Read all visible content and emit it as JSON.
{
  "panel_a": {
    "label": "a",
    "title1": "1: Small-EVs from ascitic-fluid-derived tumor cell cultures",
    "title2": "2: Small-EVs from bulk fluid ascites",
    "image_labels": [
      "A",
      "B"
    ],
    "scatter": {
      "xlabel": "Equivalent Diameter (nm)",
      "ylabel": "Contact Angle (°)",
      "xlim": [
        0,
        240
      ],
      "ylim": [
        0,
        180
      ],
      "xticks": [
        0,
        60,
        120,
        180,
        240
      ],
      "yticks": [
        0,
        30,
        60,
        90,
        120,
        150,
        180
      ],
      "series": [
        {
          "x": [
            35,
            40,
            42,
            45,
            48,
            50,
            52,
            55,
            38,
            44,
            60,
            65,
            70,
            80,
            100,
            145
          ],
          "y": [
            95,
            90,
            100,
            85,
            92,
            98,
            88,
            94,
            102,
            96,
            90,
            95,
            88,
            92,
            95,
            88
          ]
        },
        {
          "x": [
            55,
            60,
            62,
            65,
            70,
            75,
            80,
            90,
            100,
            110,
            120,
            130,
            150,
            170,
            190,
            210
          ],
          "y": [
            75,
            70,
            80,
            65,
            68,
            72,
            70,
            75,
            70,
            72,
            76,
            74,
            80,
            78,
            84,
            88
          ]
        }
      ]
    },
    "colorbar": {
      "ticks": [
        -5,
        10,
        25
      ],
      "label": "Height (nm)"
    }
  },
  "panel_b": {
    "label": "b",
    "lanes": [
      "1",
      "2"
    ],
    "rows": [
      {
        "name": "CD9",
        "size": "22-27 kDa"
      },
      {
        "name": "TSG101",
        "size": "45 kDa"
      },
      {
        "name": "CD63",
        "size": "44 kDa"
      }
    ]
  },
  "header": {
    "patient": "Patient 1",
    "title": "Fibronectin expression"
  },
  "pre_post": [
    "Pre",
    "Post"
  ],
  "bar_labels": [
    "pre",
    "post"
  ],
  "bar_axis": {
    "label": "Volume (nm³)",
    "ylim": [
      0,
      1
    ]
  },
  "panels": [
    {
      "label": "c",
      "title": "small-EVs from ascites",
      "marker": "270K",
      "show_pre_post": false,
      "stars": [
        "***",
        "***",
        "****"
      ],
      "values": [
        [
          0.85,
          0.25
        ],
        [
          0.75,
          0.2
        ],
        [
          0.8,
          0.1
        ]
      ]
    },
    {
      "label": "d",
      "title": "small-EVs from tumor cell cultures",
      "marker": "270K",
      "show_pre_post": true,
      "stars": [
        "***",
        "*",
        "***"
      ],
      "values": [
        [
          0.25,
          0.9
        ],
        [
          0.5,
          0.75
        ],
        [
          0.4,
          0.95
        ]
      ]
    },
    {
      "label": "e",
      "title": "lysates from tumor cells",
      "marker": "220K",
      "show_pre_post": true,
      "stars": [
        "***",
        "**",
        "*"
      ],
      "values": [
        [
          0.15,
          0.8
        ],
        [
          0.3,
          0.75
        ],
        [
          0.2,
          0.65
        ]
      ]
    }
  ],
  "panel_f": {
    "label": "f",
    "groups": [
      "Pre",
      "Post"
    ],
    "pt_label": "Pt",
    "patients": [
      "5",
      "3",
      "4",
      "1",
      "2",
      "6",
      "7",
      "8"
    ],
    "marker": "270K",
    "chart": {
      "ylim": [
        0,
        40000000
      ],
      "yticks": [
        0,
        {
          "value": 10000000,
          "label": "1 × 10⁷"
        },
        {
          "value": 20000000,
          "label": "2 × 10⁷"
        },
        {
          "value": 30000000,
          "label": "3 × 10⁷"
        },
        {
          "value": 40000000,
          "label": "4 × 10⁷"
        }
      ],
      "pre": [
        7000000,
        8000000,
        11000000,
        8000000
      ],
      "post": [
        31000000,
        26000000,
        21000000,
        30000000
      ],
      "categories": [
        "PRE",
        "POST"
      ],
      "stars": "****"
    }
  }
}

******

» **Exercise brief**
Output every line of the listing exactly as written.

» **Written reply**
Read all visible content and emit it as JSON.
{
  "panel_a": {
    "label": "a",
    "title1": "1: Small-EVs from ascitic-fluid-derived tumor cell cultures",
    "title2": "2: Small-EVs from bulk fluid ascites",
    "image_labels": [
      "A",
      "B"
    ],
    "scatter": {
      "xlabel": "Equivalent Diameter (nm)",
      "ylabel": "Contact Angle (°)",
      "xlim": [
        0,
        240
      ],
      "ylim": [
        0,
        180
      ],
      "xticks": [
        0,
        60,
        120,
        180,
        240
      ],
      "yticks": [
        0,
        30,
        60,
        90,
        120,
        150,
        180
      ],
      "series": [
        {
          "x": [
            35,
            40,
            42,
            45,
            48,
            50,
            52,
            55,
            38,
            44,
            60,
            65,
            70,
            80,
            100,
            145
          ],
          "y": [
            95,
            90,
            100,
            85,
            92,
            98,
            88,
            94,
            102,
            96,
            90,
            95,
            88,
            92,
            95,
            88
          ]
        },
        {
          "x": [
            55,
            60,
            62,
            65,
            70,
            75,
            80,
            90,
            100,
            110,
            120,
            130,
            150,
            170,
            190,
            210
          ],
          "y": [
            75,
            70,
            80,
            65,
            68,
            72,
            70,
            75,
            70,
            72,
            76,
            74,
            80,
            78,
            84,
            88
          ]
        }
      ]
    },
    "colorbar": {
      "ticks": [
        -5,
        10,
        25
      ],
      "label": "Height (nm)"
    }
  },
  "panel_b": {
    "label": "b",
    "lanes": [
      "1",
      "2"
    ],
    "rows": [
      {
        "name": "CD9",
        "size": "22-27 kDa"
      },
      {
        "name": "TSG101",
        "size": "45 kDa"
      },
      {
        "name": "CD63",
        "size": "44 kDa"
      }
    ]
  },
  "header": {
    "patient": "Patient 1",
    "title": "Fibronectin expression"
  },
  "pre_post": [
    "Pre",
    "Post"
  ],
  "bar_labels": [
    "pre",
    "post"
  ],
  "bar_axis": {
    "label": "Volume (nm³)",
    "ylim": [
      0,
      1
    ]
  },
  "panels": [
    {
      "label": "c",
      "title": "small-EVs from ascites",
      "marker": "270K",
      "show_pre_post": false,
      "stars": [
        "***",
        "***",
        "****"
      ],
      "values": [
        [
          0.85,
          0.25
        ],
        [
          0.75,
          0.2
        ],
        [
          0.8,
          0.1
        ]
      ]
    },
    {
      "label": "d",
      "title": "small-EVs from tumor cell cultures",
      "marker": "270K",
      "show_pre_post": true,
      "stars": [
        "***",
        "*",
        "***"
      ],
      "values": [
        [
          0.25,
          0.9
        ],
        [
          0.5,
          0.75
        ],
        [
          0.4,
          0.95
        ]
      ]
    },
    {
      "label": "e",
      "title": "lysates from tumor cells",
      "marker": "220K",
      "show_pre_post": true,
      "stars": [
        "***",
        "**",
        "*"
      ],
      "values": [
        [
          0.15,
          0.8
        ],
        [
          0.3,
          0.75
        ],
        [
          0.2,
          0.65
        ]
      ]
    }
  ],
  "panel_f": {
    "label": "f",
    "groups": [
      "Pre",
      "Post"
    ],
    "pt_label": "Pt",
    "patients": [
      "5",
      "3",
      "4",
      "1",
      "2",
      "6",
      "7",
      "8"
    ],
    "marker": "270K",
    "chart": {
      "ylim": [
        0,
        40000000
      ],
      "yticks": [
        0,
        {
          "value": 10000000,
          "label": "1 × 10⁷"
        },
        {
          "value": 20000000,
          "label": "2 × 10⁷"
        },
        {
          "value": 30000000,
          "label": "3 × 10⁷"
        },
        {
          "value": 40000000,
          "label": "4 × 10⁷"
        }
      ],
      "pre": [
        7000000,
        8000000,
        11000000,
        8000000
      ],
      "post": [
        31000000,
        26000000,
        21000000,
        30000000
      ],
      "categories": [
        "PRE",
        "POST"
      ],
      "stars": "****"
    }
  }
}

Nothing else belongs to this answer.